*JOB*:
Answer these from the assignment of contract rights below:
(a) What is the Assignee's address?
(b) What amount is given for the Note?
(c) How many acres is Tract I stated to contain?

*DOCUMENT SEGMENT*:
^^^^
Assignment of Contract Rights, dated March 30, 2023
Exhibit 10.4
ASSIGNMENT OF CONTRACT RIGHTS
IDENTIFICATIONS
Date: | March 30, 2023 | |
Assignor: | LV PENINSULA HOLDING, LLC, a Texas limited liability | |
company Assignor’s Address: | 990 Biscayne Blvd., Suite 501 | |
Miami, Florida 33132 | ||
Assignee: | AUSTERRA STABLE GROWTH FUND, LP | |
Assignee’s Address: | c/o 10119 Lake Creek Pkwy, Ste 202, Austin, Texas 78729 | |
Note Description (“the Note”): |
Date: | of even date herewith | |
Borrower: | LV PENINSULA HOLDING, LLC, | |
a Texas limited liability company | ||
Amount: | $5,000,000.00 | |
Payee: | AUSTERRA STABLE GROWTH FUND, LP |
Property:
Tract I:
Being that certain tract of land stated to contain 59.3712 acres, more or less, out of the K. BALDWIN SURVEY NO. 600, ABST 90, Travis County, Texas; and out of a portion of Lot 1, AMENDED PLAT OF THE COVE AT LAGO VISTA, a subdivision in Travis County, Texas, according to the map or plat thereof recorded in Volume 87, Page 174C, Plat Records of Travis County, Texas. Said 59.3712 acre tract being more particularly described by metes and bounds in Exhibit “A” attached hereto and made a part hereof.
^^^^
*DATA BLOCK*:
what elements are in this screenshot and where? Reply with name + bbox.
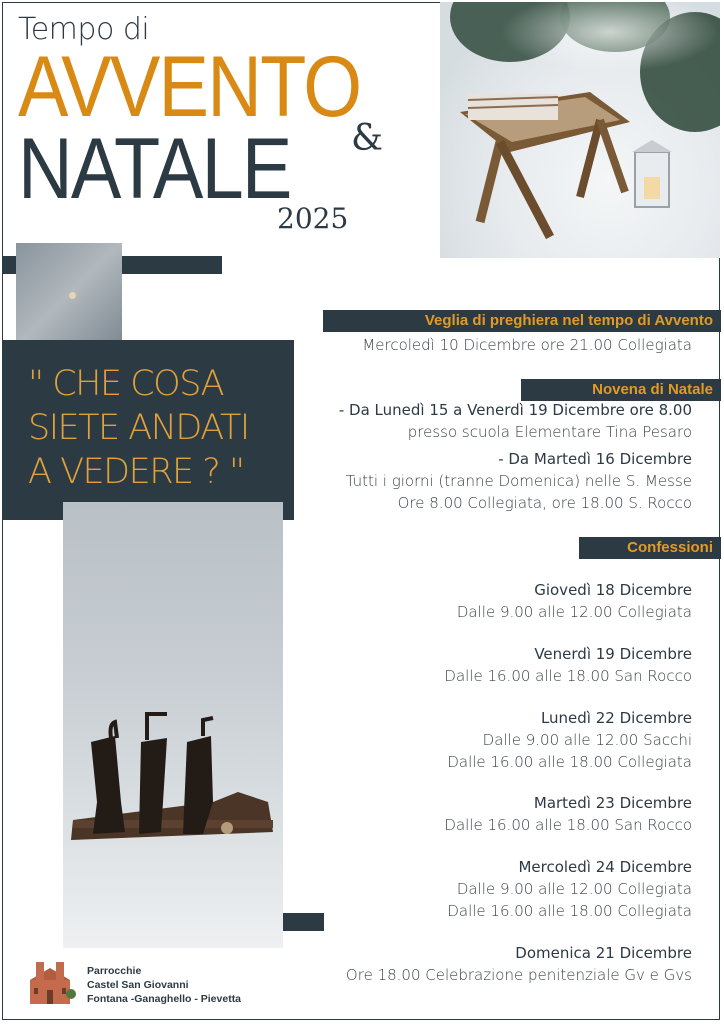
^^^^
*SOLVED PROBLEM*:
(a) c/o 10119 Lake Creek Pkwy, Ste 202, Austin, Texas 78729
(b) $5,000,000.00
(c) 59.3712 acres, more or less